■ The problem
Give back a single number, the count of lines containing the word "name".

---------------

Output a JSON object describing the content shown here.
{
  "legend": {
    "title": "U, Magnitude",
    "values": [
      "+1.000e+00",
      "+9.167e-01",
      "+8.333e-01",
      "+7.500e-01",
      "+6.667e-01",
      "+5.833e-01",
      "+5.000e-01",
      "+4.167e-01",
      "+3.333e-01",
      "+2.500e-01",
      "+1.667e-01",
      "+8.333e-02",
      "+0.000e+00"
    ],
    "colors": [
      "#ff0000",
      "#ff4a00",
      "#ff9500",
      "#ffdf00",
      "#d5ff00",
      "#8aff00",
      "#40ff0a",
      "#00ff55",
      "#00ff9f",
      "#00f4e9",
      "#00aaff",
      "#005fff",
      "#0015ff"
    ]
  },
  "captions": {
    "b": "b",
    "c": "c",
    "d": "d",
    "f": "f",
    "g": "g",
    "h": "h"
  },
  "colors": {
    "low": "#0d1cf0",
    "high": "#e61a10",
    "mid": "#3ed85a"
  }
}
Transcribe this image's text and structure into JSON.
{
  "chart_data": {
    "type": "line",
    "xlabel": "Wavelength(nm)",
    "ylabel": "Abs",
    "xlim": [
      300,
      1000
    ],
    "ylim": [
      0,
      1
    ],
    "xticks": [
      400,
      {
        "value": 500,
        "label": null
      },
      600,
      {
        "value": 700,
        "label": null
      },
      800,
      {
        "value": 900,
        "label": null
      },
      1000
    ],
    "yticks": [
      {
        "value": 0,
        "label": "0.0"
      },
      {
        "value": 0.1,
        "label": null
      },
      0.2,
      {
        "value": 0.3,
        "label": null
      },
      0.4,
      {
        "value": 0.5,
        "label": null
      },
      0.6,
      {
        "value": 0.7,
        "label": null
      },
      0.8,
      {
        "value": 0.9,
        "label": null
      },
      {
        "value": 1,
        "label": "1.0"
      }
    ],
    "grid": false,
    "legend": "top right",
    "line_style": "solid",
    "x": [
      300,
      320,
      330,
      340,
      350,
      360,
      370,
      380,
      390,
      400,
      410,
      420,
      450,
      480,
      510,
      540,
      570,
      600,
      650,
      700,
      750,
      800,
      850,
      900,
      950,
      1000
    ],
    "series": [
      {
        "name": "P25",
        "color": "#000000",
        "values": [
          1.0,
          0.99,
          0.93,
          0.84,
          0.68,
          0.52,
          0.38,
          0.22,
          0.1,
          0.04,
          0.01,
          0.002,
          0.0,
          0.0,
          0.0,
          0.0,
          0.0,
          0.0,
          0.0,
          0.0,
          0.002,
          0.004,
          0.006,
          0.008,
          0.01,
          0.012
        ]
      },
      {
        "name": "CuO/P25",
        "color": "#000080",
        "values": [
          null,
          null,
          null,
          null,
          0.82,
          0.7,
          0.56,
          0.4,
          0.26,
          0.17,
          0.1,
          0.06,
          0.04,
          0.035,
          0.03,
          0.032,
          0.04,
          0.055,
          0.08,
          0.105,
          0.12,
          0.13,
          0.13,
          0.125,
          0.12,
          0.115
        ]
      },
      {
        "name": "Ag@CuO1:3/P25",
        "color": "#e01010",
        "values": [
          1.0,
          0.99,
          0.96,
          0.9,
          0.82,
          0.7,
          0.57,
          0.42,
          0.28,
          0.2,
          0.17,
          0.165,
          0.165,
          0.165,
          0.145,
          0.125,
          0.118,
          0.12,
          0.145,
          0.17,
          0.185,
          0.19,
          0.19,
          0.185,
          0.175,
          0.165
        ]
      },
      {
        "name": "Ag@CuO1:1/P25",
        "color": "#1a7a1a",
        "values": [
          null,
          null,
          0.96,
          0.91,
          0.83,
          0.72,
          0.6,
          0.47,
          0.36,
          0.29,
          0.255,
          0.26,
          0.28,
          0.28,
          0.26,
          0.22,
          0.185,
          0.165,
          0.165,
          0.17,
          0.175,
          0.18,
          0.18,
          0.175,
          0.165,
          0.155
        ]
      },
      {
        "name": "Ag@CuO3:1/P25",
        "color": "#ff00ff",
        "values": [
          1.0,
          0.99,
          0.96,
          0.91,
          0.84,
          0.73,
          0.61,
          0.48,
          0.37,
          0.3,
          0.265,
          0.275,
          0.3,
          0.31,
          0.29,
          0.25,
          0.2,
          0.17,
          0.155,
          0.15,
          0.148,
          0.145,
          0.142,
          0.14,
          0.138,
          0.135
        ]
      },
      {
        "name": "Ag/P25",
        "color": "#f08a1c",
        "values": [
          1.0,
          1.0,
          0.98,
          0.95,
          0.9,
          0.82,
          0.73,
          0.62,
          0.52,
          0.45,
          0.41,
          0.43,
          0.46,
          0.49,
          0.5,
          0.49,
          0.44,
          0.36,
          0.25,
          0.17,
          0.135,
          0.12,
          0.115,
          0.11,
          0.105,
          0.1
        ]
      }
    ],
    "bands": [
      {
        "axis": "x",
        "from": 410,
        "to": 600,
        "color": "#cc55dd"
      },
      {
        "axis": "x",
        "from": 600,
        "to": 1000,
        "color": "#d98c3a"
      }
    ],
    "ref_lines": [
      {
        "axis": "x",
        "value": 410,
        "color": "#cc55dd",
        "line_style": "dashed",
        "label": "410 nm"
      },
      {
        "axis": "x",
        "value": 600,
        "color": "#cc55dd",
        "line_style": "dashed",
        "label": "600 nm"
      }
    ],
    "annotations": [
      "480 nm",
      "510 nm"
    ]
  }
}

---------------

■ Finished exercise
6